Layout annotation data
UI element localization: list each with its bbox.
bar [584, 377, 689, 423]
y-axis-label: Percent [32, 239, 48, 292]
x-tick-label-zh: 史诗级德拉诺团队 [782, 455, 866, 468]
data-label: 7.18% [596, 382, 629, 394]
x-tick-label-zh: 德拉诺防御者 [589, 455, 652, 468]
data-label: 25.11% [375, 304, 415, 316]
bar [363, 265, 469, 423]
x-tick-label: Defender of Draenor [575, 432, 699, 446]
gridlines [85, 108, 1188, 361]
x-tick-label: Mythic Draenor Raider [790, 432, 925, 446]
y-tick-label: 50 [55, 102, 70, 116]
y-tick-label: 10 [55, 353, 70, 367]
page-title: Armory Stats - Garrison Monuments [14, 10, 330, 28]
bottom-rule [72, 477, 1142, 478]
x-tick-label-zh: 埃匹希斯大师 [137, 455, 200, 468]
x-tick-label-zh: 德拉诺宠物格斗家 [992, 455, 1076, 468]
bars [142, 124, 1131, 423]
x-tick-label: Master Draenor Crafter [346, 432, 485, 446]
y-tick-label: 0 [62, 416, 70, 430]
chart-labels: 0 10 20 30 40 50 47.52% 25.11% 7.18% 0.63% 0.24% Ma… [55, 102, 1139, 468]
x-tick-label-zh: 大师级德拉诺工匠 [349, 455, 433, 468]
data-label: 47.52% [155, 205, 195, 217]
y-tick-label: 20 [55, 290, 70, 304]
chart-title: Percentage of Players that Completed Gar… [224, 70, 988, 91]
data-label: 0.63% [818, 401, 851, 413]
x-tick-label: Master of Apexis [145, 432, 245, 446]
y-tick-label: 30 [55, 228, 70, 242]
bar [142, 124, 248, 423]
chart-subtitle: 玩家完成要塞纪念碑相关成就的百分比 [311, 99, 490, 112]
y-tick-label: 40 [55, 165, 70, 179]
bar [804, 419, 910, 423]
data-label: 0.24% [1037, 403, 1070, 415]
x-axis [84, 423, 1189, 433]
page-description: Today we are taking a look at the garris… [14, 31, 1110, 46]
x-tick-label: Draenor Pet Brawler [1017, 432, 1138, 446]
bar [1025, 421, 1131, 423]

TASK PROMPT ->
Please update the records by replacing "data-label" with "value-label" everywhere it appears, leaving everything else unchanged.

OUTPUT FOR THIS TASK ->
UI element localization: list each with its bbox.
bar [584, 377, 689, 423]
y-axis-label: Percent [32, 239, 48, 292]
x-tick-label-zh: 史诗级德拉诺团队 [782, 455, 866, 468]
value-label: 7.18% [596, 382, 629, 394]
x-tick-label-zh: 德拉诺防御者 [589, 455, 652, 468]
value-label: 25.11% [375, 304, 415, 316]
bar [363, 265, 469, 423]
x-tick-label: Defender of Draenor [575, 432, 699, 446]
gridlines [85, 108, 1188, 361]
x-tick-label: Mythic Draenor Raider [790, 432, 925, 446]
y-tick-label: 50 [55, 102, 70, 116]
y-tick-label: 10 [55, 353, 70, 367]
page-title: Armory Stats - Garrison Monuments [14, 10, 330, 28]
bottom-rule [72, 477, 1142, 478]
x-tick-label-zh: 埃匹希斯大师 [137, 455, 200, 468]
x-tick-label-zh: 德拉诺宠物格斗家 [992, 455, 1076, 468]
bars [142, 124, 1131, 423]
x-tick-label: Master Draenor Crafter [346, 432, 485, 446]
y-tick-label: 0 [62, 416, 70, 430]
chart-labels: 0 10 20 30 40 50 47.52% 25.11% 7.18% 0.63% 0.24% Ma… [55, 102, 1139, 468]
x-tick-label-zh: 大师级德拉诺工匠 [349, 455, 433, 468]
value-label: 47.52% [155, 205, 195, 217]
y-tick-label: 20 [55, 290, 70, 304]
chart-title: Percentage of Players that Completed Gar… [224, 70, 988, 91]
value-label: 0.63% [818, 401, 851, 413]
x-tick-label: Master of Apexis [145, 432, 245, 446]
y-tick-label: 30 [55, 228, 70, 242]
bar [142, 124, 248, 423]
chart-subtitle: 玩家完成要塞纪念碑相关成就的百分比 [311, 99, 490, 112]
y-tick-label: 40 [55, 165, 70, 179]
bar [804, 419, 910, 423]
value-label: 0.24% [1037, 403, 1070, 415]
x-axis [84, 423, 1189, 433]
page-description: Today we are taking a look at the garris… [14, 31, 1110, 46]
x-tick-label: Draenor Pet Brawler [1017, 432, 1138, 446]
bar [1025, 421, 1131, 423]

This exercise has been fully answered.